## Exercise requirements
Your task is to repeat all of the data exactly while excluding the pictures.

## Records to process
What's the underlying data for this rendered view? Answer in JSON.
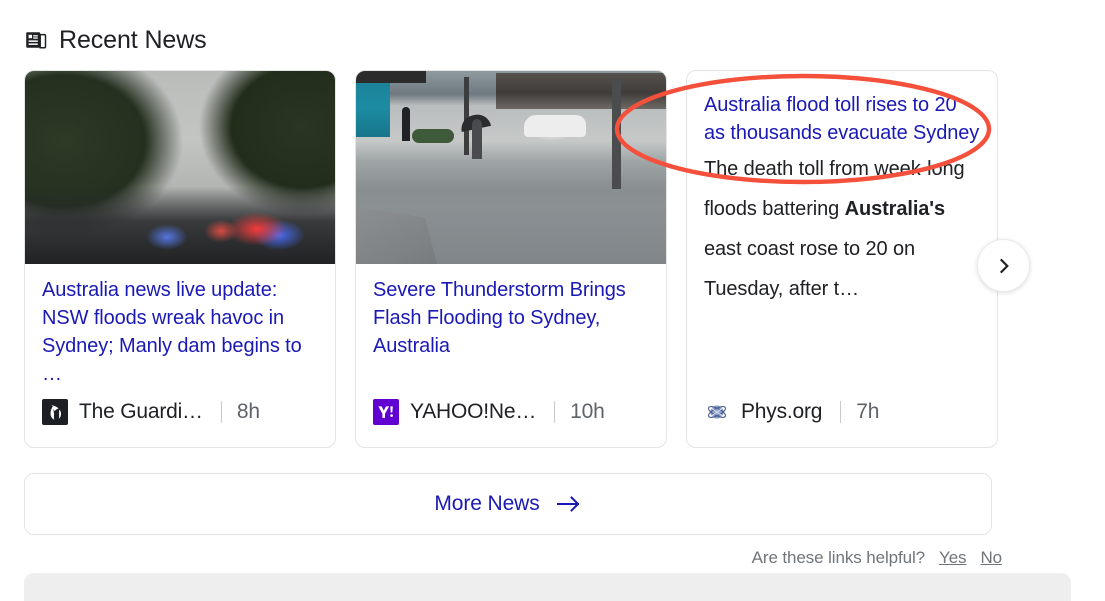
{
  "section": {
    "title": "Recent News",
    "icon": "newspaper-icon"
  },
  "cards": [
    {
      "headline": "Australia news live update: NSW floods wreak havoc in Sydney; Manly dam begins to …",
      "snippet": "",
      "source": "The Guardi…",
      "source_logo": "the-guardian-logo",
      "time": "8h",
      "thumbnail": "flooded-road-with-emergency-vehicles"
    },
    {
      "headline": "Severe Thunderstorm Brings Flash Flooding to Sydney, Australia",
      "snippet": "",
      "source": "YAHOO!Ne…",
      "source_logo": "yahoo-news-logo",
      "time": "10h",
      "thumbnail": "flooded-street-with-pedestrians"
    },
    {
      "headline": "Australia flood toll rises to 20 as thousands evacuate Sydney",
      "snippet_parts": {
        "before": "The death toll from week-long floods battering ",
        "bold": "Australia's",
        "after": " east coast rose to 20 on Tuesday, after t…"
      },
      "source": "Phys.org",
      "source_logo": "phys-org-logo",
      "time": "7h",
      "thumbnail": null
    }
  ],
  "next_button": {
    "icon": "chevron-right-icon",
    "label": "Next"
  },
  "more_news": {
    "label": "More News",
    "icon": "arrow-right-icon"
  },
  "feedback": {
    "question": "Are these links helpful?",
    "yes": "Yes",
    "no": "No"
  },
  "annotation": {
    "shape": "ellipse",
    "color": "#f4503c",
    "target": "third-card-headline"
  },
  "colors": {
    "link_blue": "#1a19b5",
    "text": "#202124",
    "muted": "#70757a",
    "card_border": "#e4e4e4",
    "annotation_red": "#f4503c",
    "bottom_panel": "#eeeeee"
  }
}
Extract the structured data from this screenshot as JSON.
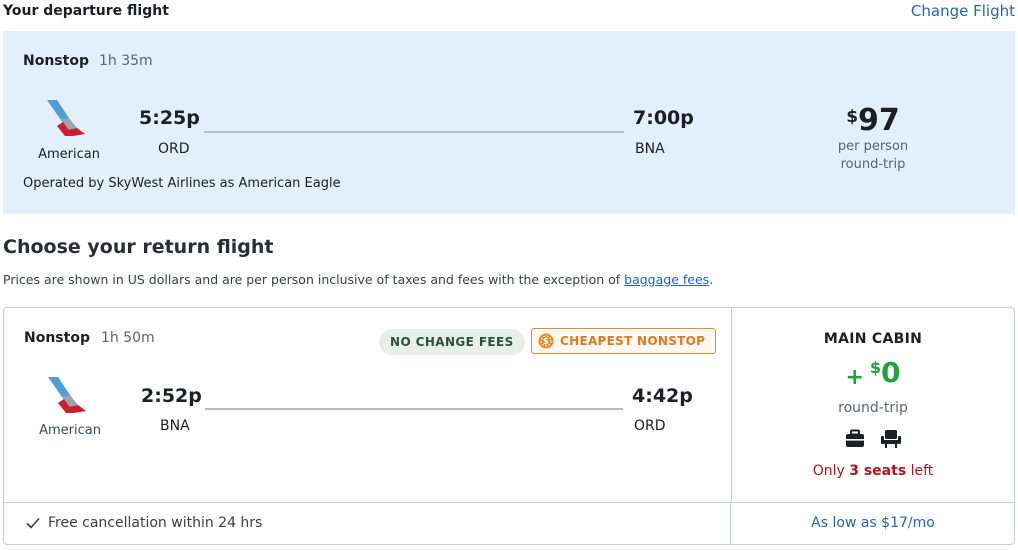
{
  "departure": {
    "section_title": "Your departure flight",
    "change_link": "Change Flight",
    "stops": "Nonstop",
    "duration": "1h 35m",
    "airline": "American",
    "depart_time": "5:25p",
    "depart_code": "ORD",
    "arrive_time": "7:00p",
    "arrive_code": "BNA",
    "operated_by": "Operated by SkyWest Airlines as American Eagle",
    "price_currency": "$",
    "price_amount": "97",
    "price_sub1": "per person",
    "price_sub2": "round-trip"
  },
  "return": {
    "section_title": "Choose your return flight",
    "disclaimer_text": "Prices are shown in US dollars and are per person inclusive of taxes and fees with the exception of ",
    "disclaimer_link": "baggage fees",
    "disclaimer_end": ".",
    "flight": {
      "stops": "Nonstop",
      "duration": "1h 50m",
      "badge_no_change": "NO CHANGE FEES",
      "badge_cheapest": "CHEAPEST NONSTOP",
      "airline": "American",
      "depart_time": "2:52p",
      "depart_code": "BNA",
      "arrive_time": "4:42p",
      "arrive_code": "ORD",
      "cabin_title": "MAIN CABIN",
      "cabin_plus": "+",
      "cabin_currency": "$",
      "cabin_amount": "0",
      "cabin_sub": "round-trip",
      "seats_prefix": "Only ",
      "seats_count": "3 seats",
      "seats_suffix": " left",
      "free_cancel": "Free cancellation within 24 hrs",
      "as_low_as": "As low as $17/mo",
      "amenity_icons": [
        "carry-on-bag-icon",
        "seat-icon"
      ]
    }
  },
  "colors": {
    "link": "#1e66c2",
    "departure_bg": "#e3effd",
    "price_green": "#20a33a",
    "seats_red": "#b3141b",
    "cheapest_orange": "#e07a1e"
  }
}
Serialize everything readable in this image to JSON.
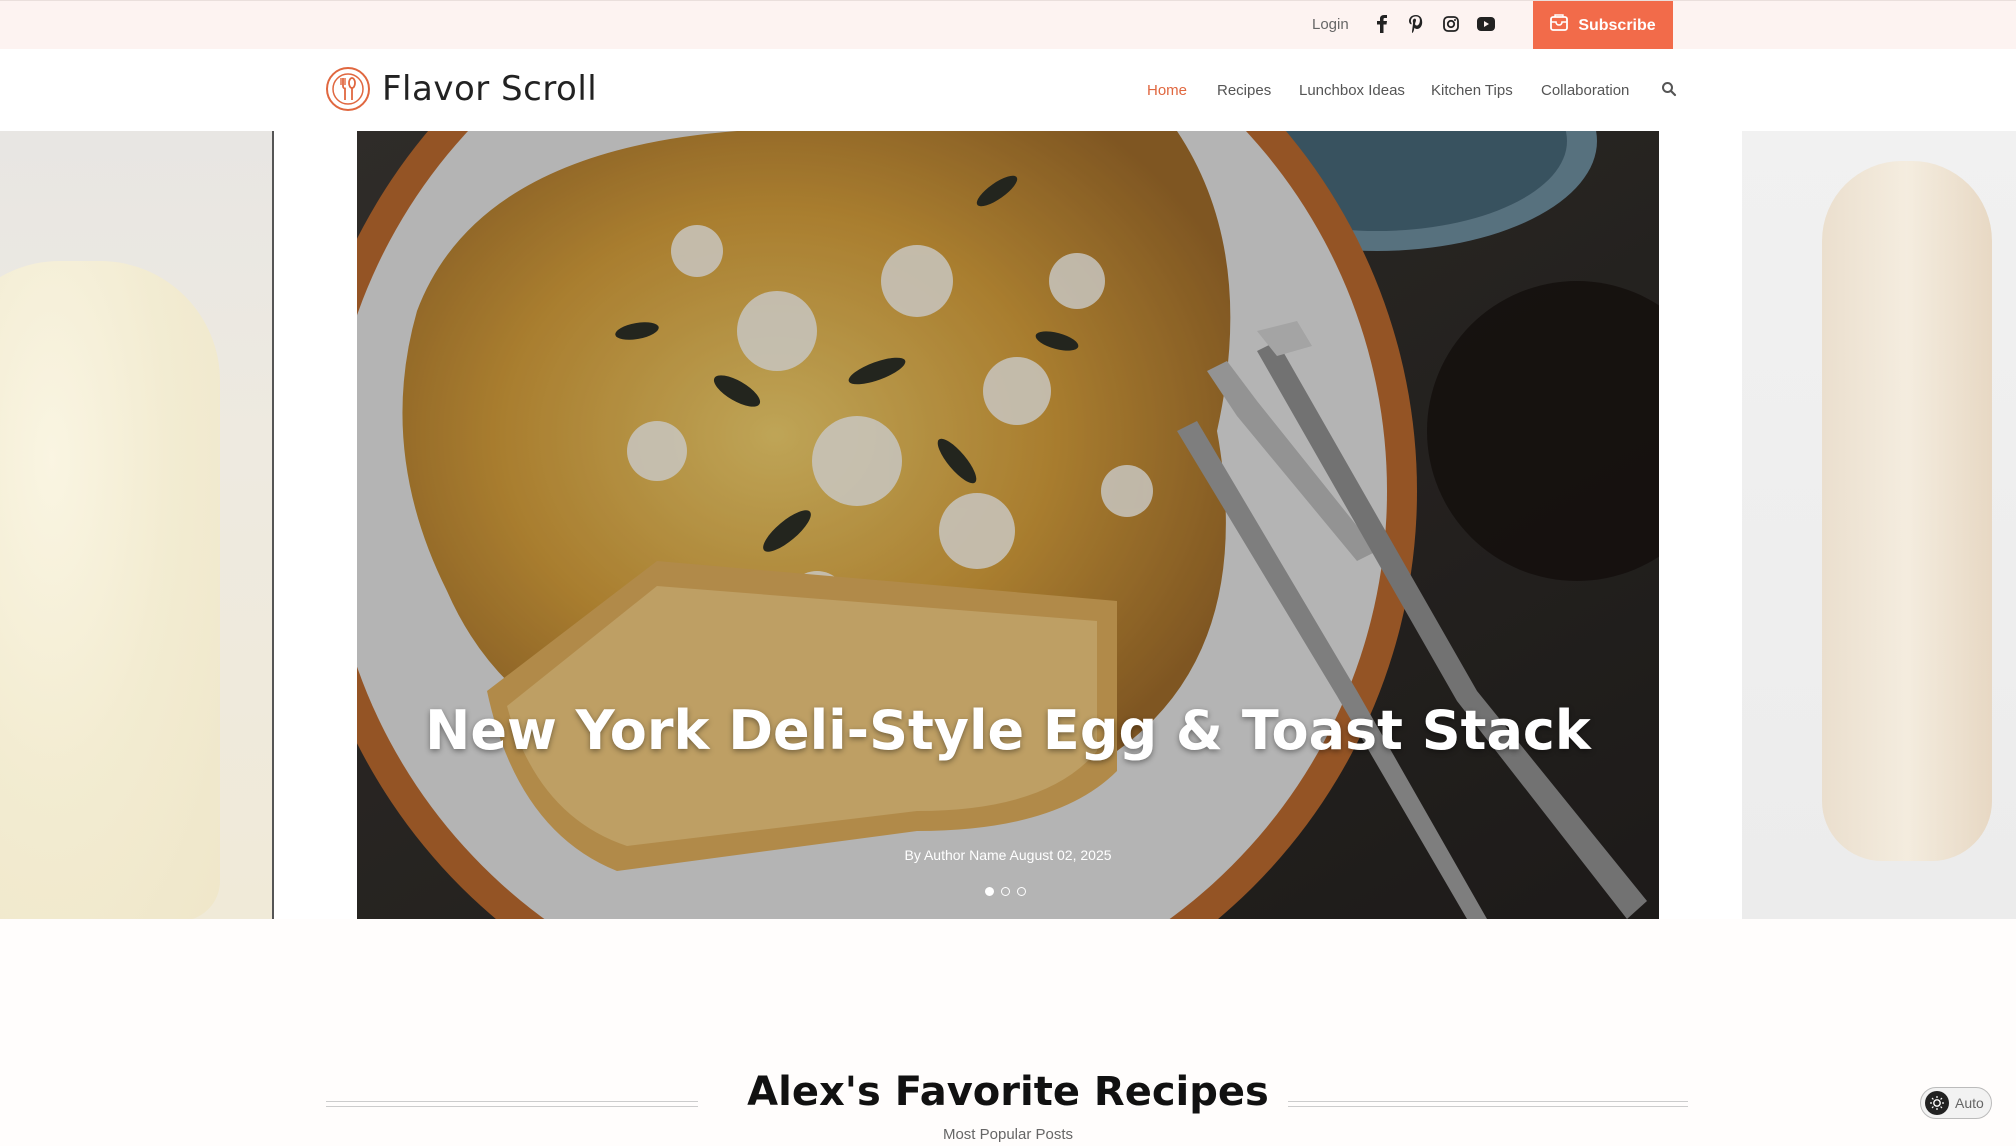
{
  "topbar": {
    "login": "Login",
    "social": [
      "facebook-icon",
      "pinterest-icon",
      "instagram-icon",
      "youtube-icon"
    ],
    "subscribe": "Subscribe"
  },
  "header": {
    "site_title": "Flavor Scroll",
    "nav": [
      "Home",
      "Recipes",
      "Lunchbox Ideas",
      "Kitchen Tips",
      "Collaboration"
    ],
    "active_nav": "Home"
  },
  "hero": {
    "title": "New York Deli-Style Egg & Toast Stack",
    "meta": "By Author Name August 02, 2025",
    "slides": 3,
    "active_slide": 1
  },
  "section": {
    "title": "Alex's Favorite Recipes",
    "subtitle": "Most Popular Posts"
  },
  "theme_toggle": {
    "label": "Auto"
  },
  "colors": {
    "accent": "#f26b4a",
    "topbar_bg": "#fdf3f1",
    "active_nav": "#e0673f"
  }
}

## Response to the exercise
What's the underlying data for this rendered view? Answer in JSON.
{
  "section": {
    "title": "Recent News",
    "icon": "newspaper-icon"
  },
  "cards": [
    {
      "headline": "Australia news live update: NSW floods wreak havoc in Sydney; Manly dam begins to …",
      "snippet": "",
      "source": "The Guardi…",
      "source_logo": "the-guardian-logo",
      "time": "8h",
      "thumbnail": "flooded-road-with-emergency-vehicles"
    },
    {
      "headline": "Severe Thunderstorm Brings Flash Flooding to Sydney, Australia",
      "snippet": "",
      "source": "YAHOO!Ne…",
      "source_logo": "yahoo-news-logo",
      "time": "10h",
      "thumbnail": "flooded-street-with-pedestrians"
    },
    {
      "headline": "Australia flood toll rises to 20 as thousands evacuate Sydney",
      "snippet_parts": {
        "before": "The death toll from week-long floods battering ",
        "bold": "Australia's",
        "after": " east coast rose to 20 on Tuesday, after t…"
      },
      "source": "Phys.org",
      "source_logo": "phys-org-logo",
      "time": "7h",
      "thumbnail": null
    }
  ],
  "next_button": {
    "icon": "chevron-right-icon",
    "label": "Next"
  },
  "more_news": {
    "label": "More News",
    "icon": "arrow-right-icon"
  },
  "feedback": {
    "question": "Are these links helpful?",
    "yes": "Yes",
    "no": "No"
  },
  "annotation": {
    "shape": "ellipse",
    "color": "#f4503c",
    "target": "third-card-headline"
  },
  "colors": {
    "link_blue": "#1a19b5",
    "text": "#202124",
    "muted": "#70757a",
    "card_border": "#e4e4e4",
    "annotation_red": "#f4503c",
    "bottom_panel": "#eeeeee"
  }
}
Extract the structured data from this screenshot as JSON.
{
  "departure": {
    "section_title": "Your departure flight",
    "change_link": "Change Flight",
    "stops": "Nonstop",
    "duration": "1h 35m",
    "airline": "American",
    "depart_time": "5:25p",
    "depart_code": "ORD",
    "arrive_time": "7:00p",
    "arrive_code": "BNA",
    "operated_by": "Operated by SkyWest Airlines as American Eagle",
    "price_currency": "$",
    "price_amount": "97",
    "price_sub1": "per person",
    "price_sub2": "round-trip"
  },
  "return": {
    "section_title": "Choose your return flight",
    "disclaimer_text": "Prices are shown in US dollars and are per person inclusive of taxes and fees with the exception of ",
    "disclaimer_link": "baggage fees",
    "disclaimer_end": ".",
    "flight": {
      "stops": "Nonstop",
      "duration": "1h 50m",
      "badge_no_change": "NO CHANGE FEES",
      "badge_cheapest": "CHEAPEST NONSTOP",
      "airline": "American",
      "depart_time": "2:52p",
      "depart_code": "BNA",
      "arrive_time": "4:42p",
      "arrive_code": "ORD",
      "cabin_title": "MAIN CABIN",
      "cabin_plus": "+",
      "cabin_currency": "$",
      "cabin_amount": "0",
      "cabin_sub": "round-trip",
      "seats_prefix": "Only ",
      "seats_count": "3 seats",
      "seats_suffix": " left",
      "free_cancel": "Free cancellation within 24 hrs",
      "as_low_as": "As low as $17/mo",
      "amenity_icons": [
        "carry-on-bag-icon",
        "seat-icon"
      ]
    }
  },
  "colors": {
    "link": "#1e66c2",
    "departure_bg": "#e3effd",
    "price_green": "#20a33a",
    "seats_red": "#b3141b",
    "cheapest_orange": "#e07a1e"
  }
}
Serialize everything readable in this image to JSON.
{
  "topbar": {
    "login": "Login",
    "social": [
      "facebook-icon",
      "pinterest-icon",
      "instagram-icon",
      "youtube-icon"
    ],
    "subscribe": "Subscribe"
  },
  "header": {
    "site_title": "Flavor Scroll",
    "nav": [
      "Home",
      "Recipes",
      "Lunchbox Ideas",
      "Kitchen Tips",
      "Collaboration"
    ],
    "active_nav": "Home"
  },
  "hero": {
    "title": "New York Deli-Style Egg & Toast Stack",
    "meta": "By Author Name August 02, 2025",
    "slides": 3,
    "active_slide": 1
  },
  "section": {
    "title": "Alex's Favorite Recipes",
    "subtitle": "Most Popular Posts"
  },
  "theme_toggle": {
    "label": "Auto"
  },
  "colors": {
    "accent": "#f26b4a",
    "topbar_bg": "#fdf3f1",
    "active_nav": "#e0673f"
  }
}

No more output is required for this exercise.